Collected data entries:

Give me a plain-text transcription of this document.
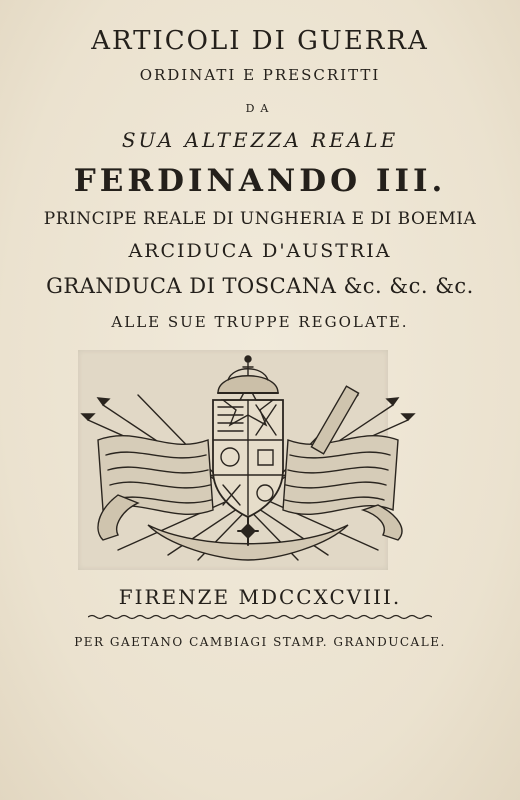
ARTICOLI DI GUERRA
ORDINATI E PRESCRITTI
DA
SUA ALTEZZA REALE
FERDINANDO III.
PRINCIPE REALE DI UNGHERIA E DI BOEMIA
ARCIDUCA D'AUSTRIA
GRANDUCA DI TOSCANA &c. &c. &c.
ALLE SUE TRUPPE REGOLATE.
FIRENZE MDCCXCVIII.
PER GAETANO CAMBIAGI STAMP. GRANDUCALE.
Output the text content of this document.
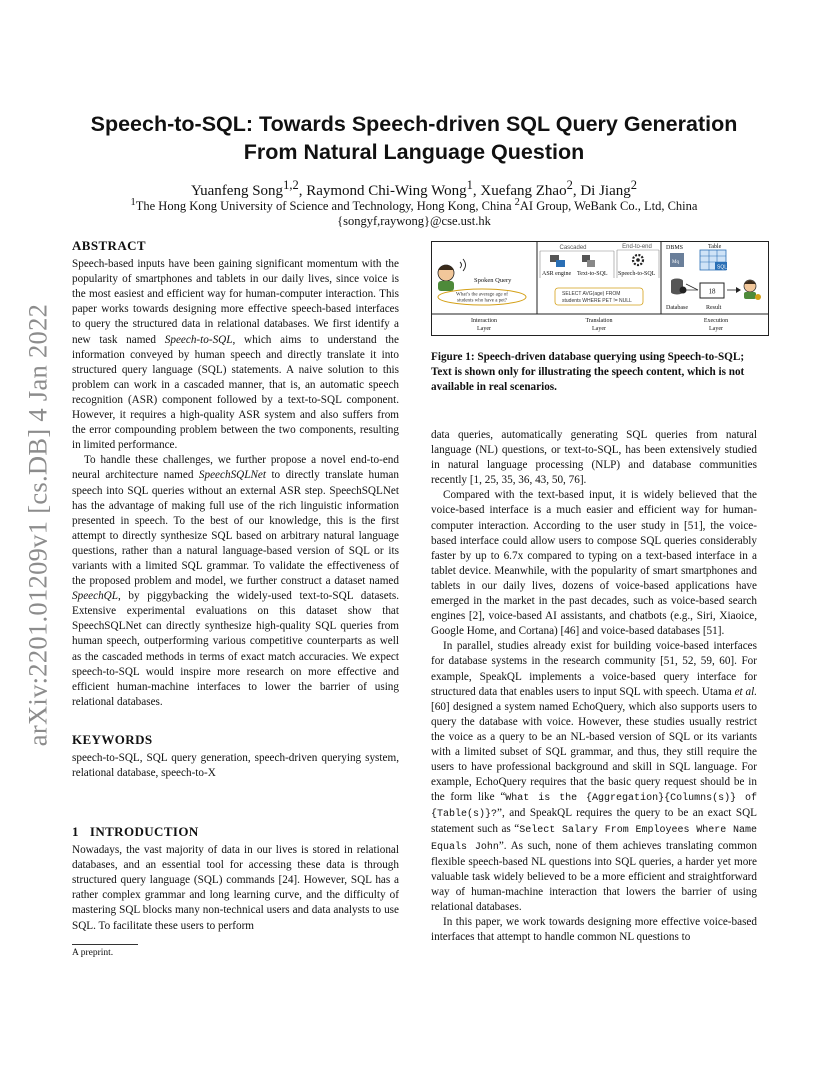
arXiv:2201.01209v1 [cs.DB] 4 Jan 2022
Speech-to-SQL: Towards Speech-driven SQL Query Generation
From Natural Language Question
Yuanfeng Song$^{1,2}$, Raymond Chi-Wing Wong$^1$, Xuefang Zhao$^2$, Di Jiang$^2$
$^1$The Hong Kong University of Science and Technology, Hong Kong, China $^2$AI Group, WeBank Co., Ltd, China
{songyf,raywong}@cse.ust.hk
ABSTRACT

Speech-based inputs have been gaining significant momentum with the popularity of smartphones and tablets in our daily lives, since voice is the most easiest and efficient way for human-computer interaction. This paper works towards designing more effective speech-based interfaces to query the structured data in relational databases. We first identify a new task named Speech-to-SQL, which aims to understand the information conveyed by human speech and directly translate it into structured query language (SQL) statements. A naive solution to this problem can work in a cascaded manner, that is, an automatic speech recognition (ASR) component followed by a text-to-SQL component. However, it requires a high-quality ASR system and also suffers from the error compounding problem between the two components, resulting in limited performance.

To handle these challenges, we further propose a novel end-to-end neural architecture named SpeechSQLNet to directly translate human speech into SQL queries without an external ASR step. SpeechSQLNet has the advantage of making full use of the rich linguistic information presented in speech. To the best of our knowledge, this is the first attempt to directly synthesize SQL based on arbitrary natural language questions, rather than a natural language-based version of SQL or its variants with a limited SQL grammar. To validate the effectiveness of the proposed problem and model, we further construct a dataset named SpeechQL, by piggybacking the widely-used text-to-SQL datasets. Extensive experimental evaluations on this dataset show that SpeechSQLNet can directly synthesize high-quality SQL queries from human speech, outperforming various competitive counterparts as well as the cascaded methods in terms of exact match accuracies. We expect speech-to-SQL would inspire more research on more effective and efficient human-machine interfaces to lower the barrier of using relational databases.

KEYWORDS

speech-to-SQL, SQL query generation, speech-driven querying system, relational database, speech-to-X

1 INTRODUCTION

Nowadays, the vast majority of data in our lives is stored in relational databases, and an essential tool for accessing these data is through structured query language (SQL) commands [24]. However, SQL has a rather complex grammar and long learning curve, and the difficulty of mastering SQL blocks many non-technical users and data analysts to use SQL. To facilitate these users to perform

A preprint.
Spoken Query
What’s the average age of
students who have a pet?
Cascaded	End-to-end
ASR engine Text-to-SQL Speech-to-SQL
SELECT AVG(age) FROM
students WHERE PET != NULL
DBMS	Table
Mq
SQL
18
Database	Result
Interaction
Layer
Translation
Layer
Execution
Layer
Figure 1: Speech-driven database querying using Speech-to-SQL; Text is shown only for illustrating the speech content, which is not available in real scenarios.

data queries, automatically generating SQL queries from natural language (NL) questions, or text-to-SQL, has been extensively studied in natural language processing (NLP) and database communities recently [1, 25, 35, 36, 43, 50, 76].

Compared with the text-based input, it is widely believed that the voice-based interface is a much easier and efficient way for human-computer interaction. According to the user study in [51], the voice-based interface could allow users to compose SQL queries considerably faster by up to 6.7x compared to typing on a text-based interface in a tablet device. Meanwhile, with the popularity of smart smartphones and tablets in our daily lives, dozens of voice-based applications have emerged in the market in the past decades, such as voice-based search engines [2], voice-based AI assistants, and chatbots (e.g., Siri, Xiaoice, Google Home, and Cortana) [46] and voice-based databases [51].

In parallel, studies already exist for building voice-based interfaces for database systems in the research community [51, 52, 59, 60]. For example, SpeakQL implements a voice-based query interface for structured data that enables users to input SQL with speech. Utama et al. [60] designed a system named EchoQuery, which also supports users to query the database with voice. However, these studies usually restrict the voice as a query to be an NL-based version of SQL or its variants with a limited subset of SQL grammar, and thus, they still require the users to have professional background and skill in SQL language. For example, EchoQuery requires that the basic query request should be in the form like “What is the {Aggregation}{Columns(s)} of {Table(s)}?”, and SpeakQL requires the query to be an exact SQL statement such as “Select Salary From Employees Where Name Equals John”. As such, none of them achieves translating common flexible speech-based NL questions into SQL queries, a harder yet more valuable task widely believed to be a more efficient and straightforward way of human-machine interaction that lowers the barrier of using relational databases.

In this paper, we work towards designing more effective voice-based interfaces that attempt to handle common NL questions to
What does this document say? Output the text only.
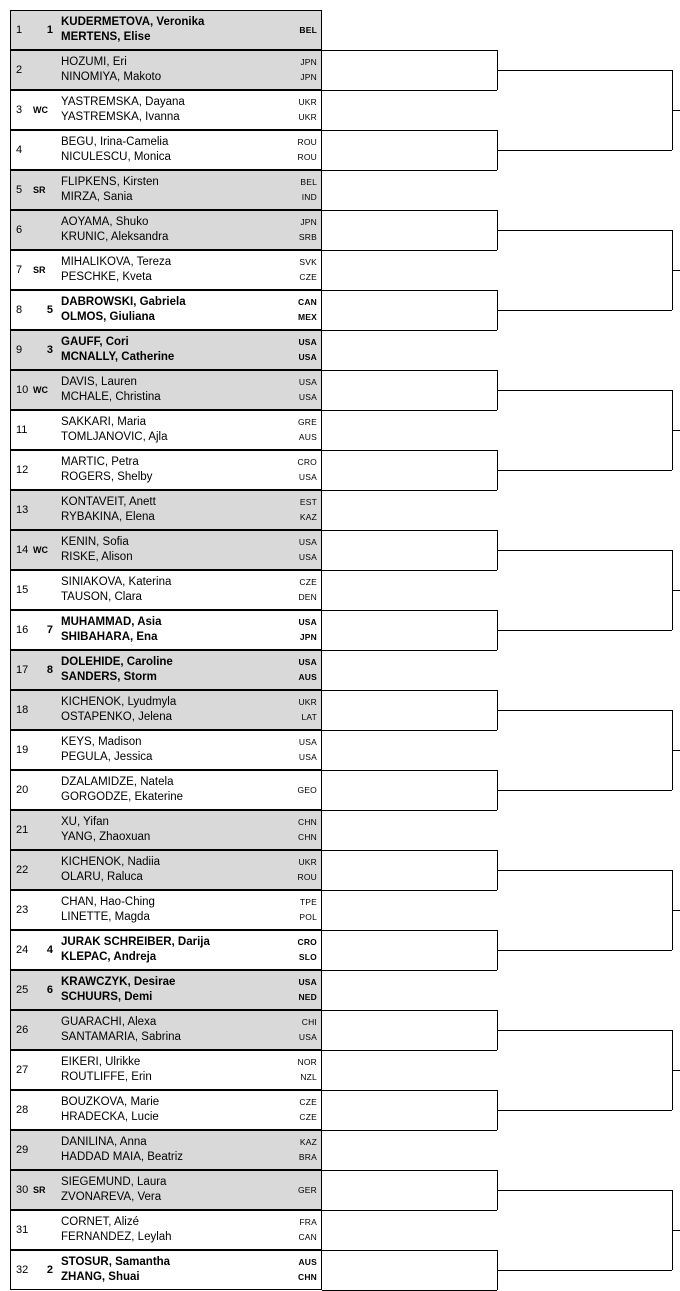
1 1
KUDERMETOVA, Veronika
MERTENS, Elise
BEL
2
HOZUMI, Eri
NINOMIYA, Makoto
JPN
JPN
3 WC
YASTREMSKA, Dayana
YASTREMSKA, Ivanna
UKR
UKR
4
BEGU, Irina-Camelia
NICULESCU, Monica
ROU
ROU
5 SR
FLIPKENS, Kirsten
MIRZA, Sania
BEL
IND
6
AOYAMA, Shuko
KRUNIC, Aleksandra
JPN
SRB
7 SR
MIHALIKOVA, Tereza
PESCHKE, Kveta
SVK
CZE
8 5
DABROWSKI, Gabriela
OLMOS, Giuliana
CAN
MEX
9 3
GAUFF, Cori
MCNALLY, Catherine
USA
USA
10 WC
DAVIS, Lauren
MCHALE, Christina
USA
USA
11
SAKKARI, Maria
TOMLJANOVIC, Ajla
GRE
AUS
12
MARTIC, Petra
ROGERS, Shelby
CRO
USA
13
KONTAVEIT, Anett
RYBAKINA, Elena
EST
KAZ
14 WC
KENIN, Sofia
RISKE, Alison
USA
USA
15
SINIAKOVA, Katerina
TAUSON, Clara
CZE
DEN
16 7
MUHAMMAD, Asia
SHIBAHARA, Ena
USA
JPN
17 8
DOLEHIDE, Caroline
SANDERS, Storm
USA
AUS
18
KICHENOK, Lyudmyla
OSTAPENKO, Jelena
UKR
LAT
19
KEYS, Madison
PEGULA, Jessica
USA
USA
20
DZALAMIDZE, Natela
GORGODZE, Ekaterine
GEO
21
XU, Yifan
YANG, Zhaoxuan
CHN
CHN
22
KICHENOK, Nadiia
OLARU, Raluca
UKR
ROU
23
CHAN, Hao-Ching
LINETTE, Magda
TPE
POL
24 4
JURAK SCHREIBER, Darija
KLEPAC, Andreja
CRO
SLO
25 6
KRAWCZYK, Desirae
SCHUURS, Demi
USA
NED
26
GUARACHI, Alexa
SANTAMARIA, Sabrina
CHI
USA
27
EIKERI, Ulrikke
ROUTLIFFE, Erin
NOR
NZL
28
BOUZKOVA, Marie
HRADECKA, Lucie
CZE
CZE
29
DANILINA, Anna
HADDAD MAIA, Beatriz
KAZ
BRA
30 SR
SIEGEMUND, Laura
ZVONAREVA, Vera
GER
31
CORNET, Alizé
FERNANDEZ, Leylah
FRA
CAN
32 2
STOSUR, Samantha
ZHANG, Shuai
AUS
CHN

WORK TO DO: The records above must be printed exactly; the pictures stay out.

EXERCISE RESULT:
Give me a plain-text transcription of this document.
ARTICOLI DI GUERRA
ORDINATI E PRESCRITTI
DA
SUA ALTEZZA REALE
FERDINANDO III.
PRINCIPE REALE DI UNGHERIA E DI BOEMIA
ARCIDUCA D'AUSTRIA
GRANDUCA DI TOSCANA &c. &c. &c.
ALLE SUE TRUPPE REGOLATE.
FIRENZE MDCCXCVIII.
PER GAETANO CAMBIAGI STAMP. GRANDUCALE.
Output the text content of this document.
arXiv:2201.01209v1 [cs.DB] 4 Jan 2022
Speech-to-SQL: Towards Speech-driven SQL Query Generation
From Natural Language Question
Yuanfeng Song$^{1,2}$, Raymond Chi-Wing Wong$^1$, Xuefang Zhao$^2$, Di Jiang$^2$
$^1$The Hong Kong University of Science and Technology, Hong Kong, China $^2$AI Group, WeBank Co., Ltd, China
{songyf,raywong}@cse.ust.hk
ABSTRACT

Speech-based inputs have been gaining significant momentum with the popularity of smartphones and tablets in our daily lives, since voice is the most easiest and efficient way for human-computer interaction. This paper works towards designing more effective speech-based interfaces to query the structured data in relational databases. We first identify a new task named Speech-to-SQL, which aims to understand the information conveyed by human speech and directly translate it into structured query language (SQL) statements. A naive solution to this problem can work in a cascaded manner, that is, an automatic speech recognition (ASR) component followed by a text-to-SQL component. However, it requires a high-quality ASR system and also suffers from the error compounding problem between the two components, resulting in limited performance.

To handle these challenges, we further propose a novel end-to-end neural architecture named SpeechSQLNet to directly translate human speech into SQL queries without an external ASR step. SpeechSQLNet has the advantage of making full use of the rich linguistic information presented in speech. To the best of our knowledge, this is the first attempt to directly synthesize SQL based on arbitrary natural language questions, rather than a natural language-based version of SQL or its variants with a limited SQL grammar. To validate the effectiveness of the proposed problem and model, we further construct a dataset named SpeechQL, by piggybacking the widely-used text-to-SQL datasets. Extensive experimental evaluations on this dataset show that SpeechSQLNet can directly synthesize high-quality SQL queries from human speech, outperforming various competitive counterparts as well as the cascaded methods in terms of exact match accuracies. We expect speech-to-SQL would inspire more research on more effective and efficient human-machine interfaces to lower the barrier of using relational databases.

KEYWORDS

speech-to-SQL, SQL query generation, speech-driven querying system, relational database, speech-to-X

1 INTRODUCTION

Nowadays, the vast majority of data in our lives is stored in relational databases, and an essential tool for accessing these data is through structured query language (SQL) commands [24]. However, SQL has a rather complex grammar and long learning curve, and the difficulty of mastering SQL blocks many non-technical users and data analysts to use SQL. To facilitate these users to perform

A preprint.
Spoken Query
What’s the average age of
students who have a pet?
Cascaded	End-to-end
ASR engine Text-to-SQL Speech-to-SQL
SELECT AVG(age) FROM
students WHERE PET != NULL
DBMS	Table
Mq
SQL
18
Database	Result
Interaction
Layer
Translation
Layer
Execution
Layer
Figure 1: Speech-driven database querying using Speech-to-SQL; Text is shown only for illustrating the speech content, which is not available in real scenarios.

data queries, automatically generating SQL queries from natural language (NL) questions, or text-to-SQL, has been extensively studied in natural language processing (NLP) and database communities recently [1, 25, 35, 36, 43, 50, 76].

Compared with the text-based input, it is widely believed that the voice-based interface is a much easier and efficient way for human-computer interaction. According to the user study in [51], the voice-based interface could allow users to compose SQL queries considerably faster by up to 6.7x compared to typing on a text-based interface in a tablet device. Meanwhile, with the popularity of smart smartphones and tablets in our daily lives, dozens of voice-based applications have emerged in the market in the past decades, such as voice-based search engines [2], voice-based AI assistants, and chatbots (e.g., Siri, Xiaoice, Google Home, and Cortana) [46] and voice-based databases [51].

In parallel, studies already exist for building voice-based interfaces for database systems in the research community [51, 52, 59, 60]. For example, SpeakQL implements a voice-based query interface for structured data that enables users to input SQL with speech. Utama et al. [60] designed a system named EchoQuery, which also supports users to query the database with voice. However, these studies usually restrict the voice as a query to be an NL-based version of SQL or its variants with a limited subset of SQL grammar, and thus, they still require the users to have professional background and skill in SQL language. For example, EchoQuery requires that the basic query request should be in the form like “What is the {Aggregation}{Columns(s)} of {Table(s)}?”, and SpeakQL requires the query to be an exact SQL statement such as “Select Salary From Employees Where Name Equals John”. As such, none of them achieves translating common flexible speech-based NL questions into SQL queries, a harder yet more valuable task widely believed to be a more efficient and straightforward way of human-machine interaction that lowers the barrier of using relational databases.

In this paper, we work towards designing more effective voice-based interfaces that attempt to handle common NL questions to
What does this document say? Output the text only.
1 1
KUDERMETOVA, Veronika
MERTENS, Elise
BEL
2
HOZUMI, Eri
NINOMIYA, Makoto
JPN
JPN
3 WC
YASTREMSKA, Dayana
YASTREMSKA, Ivanna
UKR
UKR
4
BEGU, Irina-Camelia
NICULESCU, Monica
ROU
ROU
5 SR
FLIPKENS, Kirsten
MIRZA, Sania
BEL
IND
6
AOYAMA, Shuko
KRUNIC, Aleksandra
JPN
SRB
7 SR
MIHALIKOVA, Tereza
PESCHKE, Kveta
SVK
CZE
8 5
DABROWSKI, Gabriela
OLMOS, Giuliana
CAN
MEX
9 3
GAUFF, Cori
MCNALLY, Catherine
USA
USA
10 WC
DAVIS, Lauren
MCHALE, Christina
USA
USA
11
SAKKARI, Maria
TOMLJANOVIC, Ajla
GRE
AUS
12
MARTIC, Petra
ROGERS, Shelby
CRO
USA
13
KONTAVEIT, Anett
RYBAKINA, Elena
EST
KAZ
14 WC
KENIN, Sofia
RISKE, Alison
USA
USA
15
SINIAKOVA, Katerina
TAUSON, Clara
CZE
DEN
16 7
MUHAMMAD, Asia
SHIBAHARA, Ena
USA
JPN
17 8
DOLEHIDE, Caroline
SANDERS, Storm
USA
AUS
18
KICHENOK, Lyudmyla
OSTAPENKO, Jelena
UKR
LAT
19
KEYS, Madison
PEGULA, Jessica
USA
USA
20
DZALAMIDZE, Natela
GORGODZE, Ekaterine
GEO
21
XU, Yifan
YANG, Zhaoxuan
CHN
CHN
22
KICHENOK, Nadiia
OLARU, Raluca
UKR
ROU
23
CHAN, Hao-Ching
LINETTE, Magda
TPE
POL
24 4
JURAK SCHREIBER, Darija
KLEPAC, Andreja
CRO
SLO
25 6
KRAWCZYK, Desirae
SCHUURS, Demi
USA
NED
26
GUARACHI, Alexa
SANTAMARIA, Sabrina
CHI
USA
27
EIKERI, Ulrikke
ROUTLIFFE, Erin
NOR
NZL
28
BOUZKOVA, Marie
HRADECKA, Lucie
CZE
CZE
29
DANILINA, Anna
HADDAD MAIA, Beatriz
KAZ
BRA
30 SR
SIEGEMUND, Laura
ZVONAREVA, Vera
GER
31
CORNET, Alizé
FERNANDEZ, Leylah
FRA
CAN
32 2
STOSUR, Samantha
ZHANG, Shuai
AUS
CHN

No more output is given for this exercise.